**Request**
Locate the word "duas" in the data below, then copy every line that holds it.

**Data for processing**
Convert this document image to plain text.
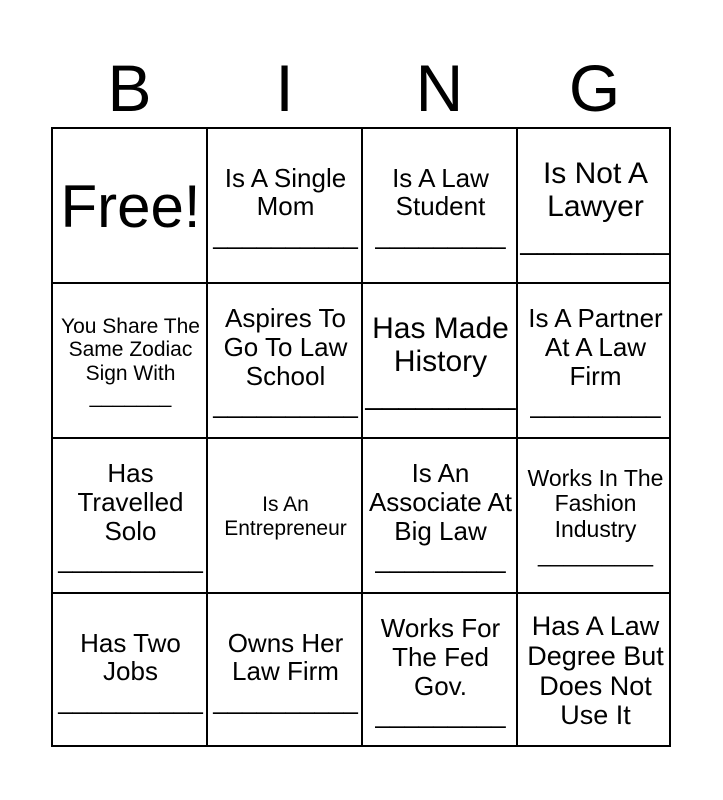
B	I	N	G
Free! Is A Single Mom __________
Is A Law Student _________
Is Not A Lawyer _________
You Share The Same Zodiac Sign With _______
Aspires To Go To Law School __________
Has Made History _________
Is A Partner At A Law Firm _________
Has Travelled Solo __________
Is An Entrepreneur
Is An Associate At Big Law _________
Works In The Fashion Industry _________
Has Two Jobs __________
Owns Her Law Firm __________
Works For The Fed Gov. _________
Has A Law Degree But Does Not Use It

* * *

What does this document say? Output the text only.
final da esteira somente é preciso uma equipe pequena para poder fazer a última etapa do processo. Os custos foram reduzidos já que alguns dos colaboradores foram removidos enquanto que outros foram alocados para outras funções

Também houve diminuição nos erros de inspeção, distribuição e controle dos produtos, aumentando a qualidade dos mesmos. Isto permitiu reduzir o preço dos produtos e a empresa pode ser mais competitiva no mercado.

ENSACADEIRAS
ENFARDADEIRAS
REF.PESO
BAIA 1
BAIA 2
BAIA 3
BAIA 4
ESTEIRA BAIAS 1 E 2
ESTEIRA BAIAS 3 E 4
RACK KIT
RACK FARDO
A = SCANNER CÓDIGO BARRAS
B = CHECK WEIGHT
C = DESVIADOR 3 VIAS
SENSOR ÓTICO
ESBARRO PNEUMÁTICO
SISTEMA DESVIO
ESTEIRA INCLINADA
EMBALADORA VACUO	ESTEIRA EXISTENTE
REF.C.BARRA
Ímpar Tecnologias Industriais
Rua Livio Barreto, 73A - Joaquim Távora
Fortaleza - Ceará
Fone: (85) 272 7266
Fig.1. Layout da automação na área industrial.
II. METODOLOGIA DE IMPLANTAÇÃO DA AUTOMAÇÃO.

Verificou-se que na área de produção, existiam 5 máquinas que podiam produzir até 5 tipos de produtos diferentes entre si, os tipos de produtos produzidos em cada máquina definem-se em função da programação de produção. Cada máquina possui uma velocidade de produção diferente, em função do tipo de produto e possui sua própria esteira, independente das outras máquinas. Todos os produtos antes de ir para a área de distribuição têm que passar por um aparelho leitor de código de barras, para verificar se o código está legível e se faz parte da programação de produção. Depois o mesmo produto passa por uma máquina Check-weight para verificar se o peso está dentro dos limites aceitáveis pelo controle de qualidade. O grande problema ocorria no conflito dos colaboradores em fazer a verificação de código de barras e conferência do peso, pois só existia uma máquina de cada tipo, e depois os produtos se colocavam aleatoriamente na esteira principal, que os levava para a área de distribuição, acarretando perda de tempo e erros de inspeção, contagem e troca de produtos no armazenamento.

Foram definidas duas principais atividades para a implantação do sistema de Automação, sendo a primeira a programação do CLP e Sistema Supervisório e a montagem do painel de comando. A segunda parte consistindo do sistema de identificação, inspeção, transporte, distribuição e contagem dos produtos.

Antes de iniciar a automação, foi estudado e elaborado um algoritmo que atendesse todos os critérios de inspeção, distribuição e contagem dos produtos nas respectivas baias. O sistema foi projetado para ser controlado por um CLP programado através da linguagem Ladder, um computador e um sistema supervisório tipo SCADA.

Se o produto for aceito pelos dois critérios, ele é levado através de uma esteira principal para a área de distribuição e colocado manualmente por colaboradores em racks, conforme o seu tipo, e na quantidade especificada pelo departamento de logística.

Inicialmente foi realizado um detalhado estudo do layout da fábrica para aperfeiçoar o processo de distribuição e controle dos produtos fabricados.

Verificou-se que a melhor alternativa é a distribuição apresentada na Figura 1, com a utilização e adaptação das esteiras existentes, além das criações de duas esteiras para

**Response below**
Foram definidas duas principais atividades para a implantação do sistema de Automação, sendo a primeira a programação do CLP e Sistema Supervisório e a montagem do painel de comando. A segunda parte consistindo do sistema de identificação, inspeção, transporte, distribuição e contagem dos produtos.
Verificou-se que a melhor alternativa é a distribuição apresentada na Figura 1, com a utilização e adaptação das esteiras existentes, além das criações de duas esteiras para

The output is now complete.